Request
Return the listing below verbatim. Pictures do not belong in the copy.

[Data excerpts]
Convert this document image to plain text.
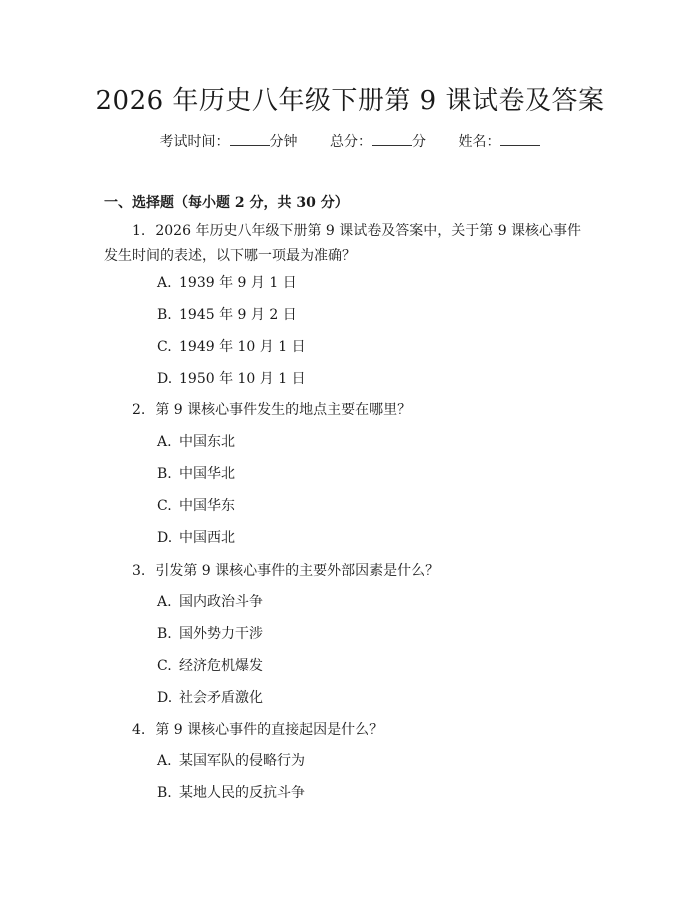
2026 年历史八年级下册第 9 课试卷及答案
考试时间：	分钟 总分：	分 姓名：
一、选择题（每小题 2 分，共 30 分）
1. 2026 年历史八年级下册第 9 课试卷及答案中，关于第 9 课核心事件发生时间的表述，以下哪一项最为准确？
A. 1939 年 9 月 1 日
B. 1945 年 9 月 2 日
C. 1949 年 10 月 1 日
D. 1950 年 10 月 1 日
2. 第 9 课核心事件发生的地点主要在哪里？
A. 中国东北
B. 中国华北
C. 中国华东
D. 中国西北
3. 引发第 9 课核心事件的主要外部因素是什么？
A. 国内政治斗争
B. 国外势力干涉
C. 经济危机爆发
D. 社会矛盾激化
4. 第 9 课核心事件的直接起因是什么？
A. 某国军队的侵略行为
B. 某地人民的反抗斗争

Result of this exercise
Convert this document image to plain text.
2026 年历史八年级下册第 9 课试卷及答案
考试时间：	分钟 总分：	分 姓名：
一、选择题（每小题 2 分，共 30 分）
1. 2026 年历史八年级下册第 9 课试卷及答案中，关于第 9 课核心事件发生时间的表述，以下哪一项最为准确？
A. 1939 年 9 月 1 日
B. 1945 年 9 月 2 日
C. 1949 年 10 月 1 日
D. 1950 年 10 月 1 日
2. 第 9 课核心事件发生的地点主要在哪里？
A. 中国东北
B. 中国华北
C. 中国华东
D. 中国西北
3. 引发第 9 课核心事件的主要外部因素是什么？
A. 国内政治斗争
B. 国外势力干涉
C. 经济危机爆发
D. 社会矛盾激化
4. 第 9 课核心事件的直接起因是什么？
A. 某国军队的侵略行为
B. 某地人民的反抗斗争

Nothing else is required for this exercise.